**Given instruction**
Rewrite each of the entries below as a numbered list of its lines, omitting any blank lines.

**Dataset records**
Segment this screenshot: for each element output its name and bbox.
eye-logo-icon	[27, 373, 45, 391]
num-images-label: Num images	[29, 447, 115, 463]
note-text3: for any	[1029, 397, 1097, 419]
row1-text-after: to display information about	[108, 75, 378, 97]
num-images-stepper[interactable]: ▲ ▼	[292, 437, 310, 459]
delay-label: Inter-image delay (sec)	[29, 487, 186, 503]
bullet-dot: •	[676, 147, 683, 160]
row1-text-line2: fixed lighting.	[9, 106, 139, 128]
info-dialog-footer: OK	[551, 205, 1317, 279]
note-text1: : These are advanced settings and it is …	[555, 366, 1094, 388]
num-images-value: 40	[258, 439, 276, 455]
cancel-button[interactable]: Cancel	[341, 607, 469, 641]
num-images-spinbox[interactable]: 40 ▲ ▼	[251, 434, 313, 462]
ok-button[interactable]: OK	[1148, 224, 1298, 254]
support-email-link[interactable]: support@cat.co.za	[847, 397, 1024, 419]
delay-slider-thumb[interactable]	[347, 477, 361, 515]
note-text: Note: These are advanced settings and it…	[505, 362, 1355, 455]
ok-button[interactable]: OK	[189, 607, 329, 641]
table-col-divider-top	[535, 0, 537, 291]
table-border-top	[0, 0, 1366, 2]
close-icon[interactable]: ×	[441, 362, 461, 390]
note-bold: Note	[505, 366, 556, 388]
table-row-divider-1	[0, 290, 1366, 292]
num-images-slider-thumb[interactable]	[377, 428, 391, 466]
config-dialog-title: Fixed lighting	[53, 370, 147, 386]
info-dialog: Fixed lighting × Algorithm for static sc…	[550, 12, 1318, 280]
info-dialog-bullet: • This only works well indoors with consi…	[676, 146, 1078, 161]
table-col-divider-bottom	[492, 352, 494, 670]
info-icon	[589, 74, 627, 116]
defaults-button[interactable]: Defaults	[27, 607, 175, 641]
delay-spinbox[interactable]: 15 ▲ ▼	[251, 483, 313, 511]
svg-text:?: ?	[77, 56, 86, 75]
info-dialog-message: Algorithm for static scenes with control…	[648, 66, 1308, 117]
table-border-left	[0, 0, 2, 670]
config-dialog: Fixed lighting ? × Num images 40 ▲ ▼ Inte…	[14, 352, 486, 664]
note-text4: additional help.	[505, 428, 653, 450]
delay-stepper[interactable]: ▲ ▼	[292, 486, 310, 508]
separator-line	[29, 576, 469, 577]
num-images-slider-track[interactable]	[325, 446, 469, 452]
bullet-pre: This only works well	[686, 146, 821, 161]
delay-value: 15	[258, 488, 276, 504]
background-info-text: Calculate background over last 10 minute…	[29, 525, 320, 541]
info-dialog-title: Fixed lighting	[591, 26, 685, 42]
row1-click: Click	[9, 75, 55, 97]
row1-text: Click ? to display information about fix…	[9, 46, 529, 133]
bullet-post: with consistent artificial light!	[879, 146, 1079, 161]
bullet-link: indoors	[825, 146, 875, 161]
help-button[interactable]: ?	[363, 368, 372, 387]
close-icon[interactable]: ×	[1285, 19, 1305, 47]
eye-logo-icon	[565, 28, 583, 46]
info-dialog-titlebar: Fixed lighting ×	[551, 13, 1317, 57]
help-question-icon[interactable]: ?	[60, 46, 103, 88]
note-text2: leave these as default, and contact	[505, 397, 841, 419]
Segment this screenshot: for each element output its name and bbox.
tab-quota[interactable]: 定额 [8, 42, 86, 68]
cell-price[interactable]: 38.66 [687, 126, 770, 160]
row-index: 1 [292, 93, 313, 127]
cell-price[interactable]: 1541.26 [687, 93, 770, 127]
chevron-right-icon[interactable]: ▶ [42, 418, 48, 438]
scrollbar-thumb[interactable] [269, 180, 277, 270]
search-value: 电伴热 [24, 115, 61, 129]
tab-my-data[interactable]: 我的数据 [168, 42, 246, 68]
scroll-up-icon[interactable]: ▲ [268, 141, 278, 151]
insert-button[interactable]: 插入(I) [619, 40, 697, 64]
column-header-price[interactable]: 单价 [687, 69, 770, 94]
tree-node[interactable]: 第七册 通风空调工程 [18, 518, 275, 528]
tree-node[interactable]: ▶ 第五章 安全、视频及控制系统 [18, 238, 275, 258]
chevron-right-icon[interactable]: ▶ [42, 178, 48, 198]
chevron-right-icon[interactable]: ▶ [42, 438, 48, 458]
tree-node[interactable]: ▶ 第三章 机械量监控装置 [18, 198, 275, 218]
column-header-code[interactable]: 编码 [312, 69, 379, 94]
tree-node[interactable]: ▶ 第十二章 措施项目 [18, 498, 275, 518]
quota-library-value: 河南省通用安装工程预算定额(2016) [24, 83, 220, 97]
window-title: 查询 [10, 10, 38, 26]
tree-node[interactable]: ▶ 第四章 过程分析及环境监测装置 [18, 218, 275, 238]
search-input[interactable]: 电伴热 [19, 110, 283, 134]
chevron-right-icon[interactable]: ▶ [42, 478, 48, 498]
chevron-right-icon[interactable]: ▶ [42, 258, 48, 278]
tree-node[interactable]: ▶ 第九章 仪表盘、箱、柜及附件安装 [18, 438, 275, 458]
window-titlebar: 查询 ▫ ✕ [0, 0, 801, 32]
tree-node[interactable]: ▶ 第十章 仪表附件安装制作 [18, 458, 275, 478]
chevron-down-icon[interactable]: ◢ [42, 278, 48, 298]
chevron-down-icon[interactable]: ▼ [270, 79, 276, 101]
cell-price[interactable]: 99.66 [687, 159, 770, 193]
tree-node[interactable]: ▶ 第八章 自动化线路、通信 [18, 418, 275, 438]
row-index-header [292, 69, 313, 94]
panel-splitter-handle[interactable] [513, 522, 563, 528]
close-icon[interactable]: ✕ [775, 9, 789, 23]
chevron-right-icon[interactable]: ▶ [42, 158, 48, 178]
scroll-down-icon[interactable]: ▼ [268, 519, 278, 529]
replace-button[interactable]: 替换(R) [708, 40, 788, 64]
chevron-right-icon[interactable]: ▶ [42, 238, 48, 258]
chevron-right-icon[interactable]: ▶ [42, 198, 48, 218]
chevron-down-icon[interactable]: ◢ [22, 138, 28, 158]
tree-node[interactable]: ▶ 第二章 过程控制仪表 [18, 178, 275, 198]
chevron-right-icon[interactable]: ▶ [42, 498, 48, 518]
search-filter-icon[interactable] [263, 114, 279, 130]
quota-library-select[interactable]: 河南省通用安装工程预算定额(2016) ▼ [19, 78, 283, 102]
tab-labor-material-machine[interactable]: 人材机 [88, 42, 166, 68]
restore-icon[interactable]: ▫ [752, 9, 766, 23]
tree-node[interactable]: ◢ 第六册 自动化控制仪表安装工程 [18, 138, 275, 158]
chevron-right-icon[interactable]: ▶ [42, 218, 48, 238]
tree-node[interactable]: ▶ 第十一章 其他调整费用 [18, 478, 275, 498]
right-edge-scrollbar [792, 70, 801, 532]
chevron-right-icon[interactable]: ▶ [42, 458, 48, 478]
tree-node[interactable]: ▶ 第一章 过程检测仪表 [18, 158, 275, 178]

**Solved problem**
1. Segment this screenshot: for each element output its name and bbox.
2. eye-logo-icon	[27, 373, 45, 391]
3. num-images-label: Num images	[29, 447, 115, 463]
4. note-text3: for any	[1029, 397, 1097, 419]
5. row1-text-after: to display information about	[108, 75, 378, 97]
6. num-images-stepper[interactable]: ▲ ▼	[292, 437, 310, 459]
7. delay-label: Inter-image delay (sec)	[29, 487, 186, 503]
8. bullet-dot: •	[676, 147, 683, 160]
9. row1-text-line2: fixed lighting.	[9, 106, 139, 128]
10. info-dialog-footer: OK	[551, 205, 1317, 279]
11. note-text1: : These are advanced settings and it is …	[555, 366, 1094, 388]
12. num-images-value: 40	[258, 439, 276, 455]
13. cancel-button[interactable]: Cancel	[341, 607, 469, 641]
14. num-images-spinbox[interactable]: 40 ▲ ▼	[251, 434, 313, 462]
15. ok-button[interactable]: OK	[1148, 224, 1298, 254]
16. support-email-link[interactable]: support@cat.co.za	[847, 397, 1024, 419]
17. delay-slider-thumb[interactable]	[347, 477, 361, 515]
18. note-text: Note: These are advanced settings and it…	[505, 362, 1355, 455]
19. ok-button[interactable]: OK	[189, 607, 329, 641]
20. table-col-divider-top	[535, 0, 537, 291]
21. table-border-top	[0, 0, 1366, 2]
22. close-icon[interactable]: ×	[441, 362, 461, 390]
23. note-bold: Note	[505, 366, 556, 388]
24. table-row-divider-1	[0, 290, 1366, 292]
25. num-images-slider-thumb[interactable]	[377, 428, 391, 466]
26. config-dialog-title: Fixed lighting	[53, 370, 147, 386]
27. info-dialog: Fixed lighting × Algorithm for static sc…	[550, 12, 1318, 280]
28. info-dialog-bullet: • This only works well indoors with consi…	[676, 146, 1078, 161]
29. table-col-divider-bottom	[492, 352, 494, 670]
30. info-icon	[589, 74, 627, 116]
31. defaults-button[interactable]: Defaults	[27, 607, 175, 641]
32. delay-spinbox[interactable]: 15 ▲ ▼	[251, 483, 313, 511]
33. svg-text:?: ?	[77, 56, 86, 75]
34. info-dialog-message: Algorithm for static scenes with control…	[648, 66, 1308, 117]
35. table-border-left	[0, 0, 2, 670]
36. config-dialog: Fixed lighting ? × Num images 40 ▲ ▼ Inte…	[14, 352, 486, 664]
37. note-text4: additional help.	[505, 428, 653, 450]
38. delay-stepper[interactable]: ▲ ▼	[292, 486, 310, 508]
39. separator-line	[29, 576, 469, 577]
40. num-images-slider-track[interactable]	[325, 446, 469, 452]
41. bullet-pre: This only works well	[686, 146, 821, 161]
42. delay-value: 15	[258, 488, 276, 504]
43. background-info-text: Calculate background over last 10 minute…	[29, 525, 320, 541]
44. info-dialog-title: Fixed lighting	[591, 26, 685, 42]
45. row1-click: Click	[9, 75, 55, 97]
46. row1-text: Click ? to display information about fix…	[9, 46, 529, 133]
47. bullet-post: with consistent artificial light!	[879, 146, 1079, 161]
48. bullet-link: indoors	[825, 146, 875, 161]
49. help-button[interactable]: ?	[363, 368, 372, 387]
50. close-icon[interactable]: ×	[1285, 19, 1305, 47]
51. eye-logo-icon	[565, 28, 583, 46]
52. info-dialog-titlebar: Fixed lighting ×	[551, 13, 1317, 57]
53. help-question-icon[interactable]: ?	[60, 46, 103, 88]
54. note-text2: leave these as default, and contact	[505, 397, 841, 419]
55. Segment this screenshot: for each element output its name and bbox.
56. tab-quota[interactable]: 定额 [8, 42, 86, 68]
57. cell-price[interactable]: 38.66 [687, 126, 770, 160]
58. row-index: 1 [292, 93, 313, 127]
59. cell-price[interactable]: 1541.26 [687, 93, 770, 127]
60. chevron-right-icon[interactable]: ▶ [42, 418, 48, 438]
61. scrollbar-thumb[interactable] [269, 180, 277, 270]
62. search-value: 电伴热 [24, 115, 61, 129]
63. tab-my-data[interactable]: 我的数据 [168, 42, 246, 68]
64. scroll-up-icon[interactable]: ▲ [268, 141, 278, 151]
65. insert-button[interactable]: 插入(I) [619, 40, 697, 64]
66. column-header-price[interactable]: 单价 [687, 69, 770, 94]
67. tree-node[interactable]: 第七册 通风空调工程 [18, 518, 275, 528]
68. tree-node[interactable]: ▶ 第五章 安全、视频及控制系统 [18, 238, 275, 258]
69. chevron-right-icon[interactable]: ▶ [42, 178, 48, 198]
70. chevron-right-icon[interactable]: ▶ [42, 438, 48, 458]
71. tree-node[interactable]: ▶ 第三章 机械量监控装置 [18, 198, 275, 218]
72. column-header-code[interactable]: 编码 [312, 69, 379, 94]
73. tree-node[interactable]: ▶ 第十二章 措施项目 [18, 498, 275, 518]
74. quota-library-value: 河南省通用安装工程预算定额(2016) [24, 83, 220, 97]
75. window-title: 查询 [10, 10, 38, 26]
76. tree-node[interactable]: ▶ 第四章 过程分析及环境监测装置 [18, 218, 275, 238]
77. search-input[interactable]: 电伴热 [19, 110, 283, 134]
78. chevron-right-icon[interactable]: ▶ [42, 478, 48, 498]
79. chevron-right-icon[interactable]: ▶ [42, 258, 48, 278]
80. tree-node[interactable]: ▶ 第九章 仪表盘、箱、柜及附件安装 [18, 438, 275, 458]
81. window-titlebar: 查询 ▫ ✕ [0, 0, 801, 32]
82. tree-node[interactable]: ▶ 第十章 仪表附件安装制作 [18, 458, 275, 478]
83. chevron-down-icon[interactable]: ◢ [42, 278, 48, 298]
84. chevron-down-icon[interactable]: ▼ [270, 79, 276, 101]
85. cell-price[interactable]: 99.66 [687, 159, 770, 193]
86. tree-node[interactable]: ▶ 第八章 自动化线路、通信 [18, 418, 275, 438]
87. row-index-header [292, 69, 313, 94]
88. panel-splitter-handle[interactable] [513, 522, 563, 528]
89. close-icon[interactable]: ✕ [775, 9, 789, 23]
90. chevron-right-icon[interactable]: ▶ [42, 158, 48, 178]
91. scroll-down-icon[interactable]: ▼ [268, 519, 278, 529]
92. replace-button[interactable]: 替换(R) [708, 40, 788, 64]
93. chevron-right-icon[interactable]: ▶ [42, 238, 48, 258]
94. chevron-right-icon[interactable]: ▶ [42, 198, 48, 218]
95. chevron-down-icon[interactable]: ◢ [22, 138, 28, 158]
96. tree-node[interactable]: ▶ 第二章 过程控制仪表 [18, 178, 275, 198]
97. chevron-right-icon[interactable]: ▶ [42, 498, 48, 518]
98. search-filter-icon[interactable] [263, 114, 279, 130]
99. quota-library-select[interactable]: 河南省通用安装工程预算定额(2016) ▼ [19, 78, 283, 102]
100. tab-labor-material-machine[interactable]: 人材机 [88, 42, 166, 68]
101. restore-icon[interactable]: ▫ [752, 9, 766, 23]
102. tree-node[interactable]: ◢ 第六册 自动化控制仪表安装工程 [18, 138, 275, 158]
103. chevron-right-icon[interactable]: ▶ [42, 218, 48, 238]
104. tree-node[interactable]: ▶ 第十一章 其他调整费用 [18, 478, 275, 498]
105. right-edge-scrollbar [792, 70, 801, 532]
106. chevron-right-icon[interactable]: ▶ [42, 458, 48, 478]
107. tree-node[interactable]: ▶ 第一章 过程检测仪表 [18, 158, 275, 178]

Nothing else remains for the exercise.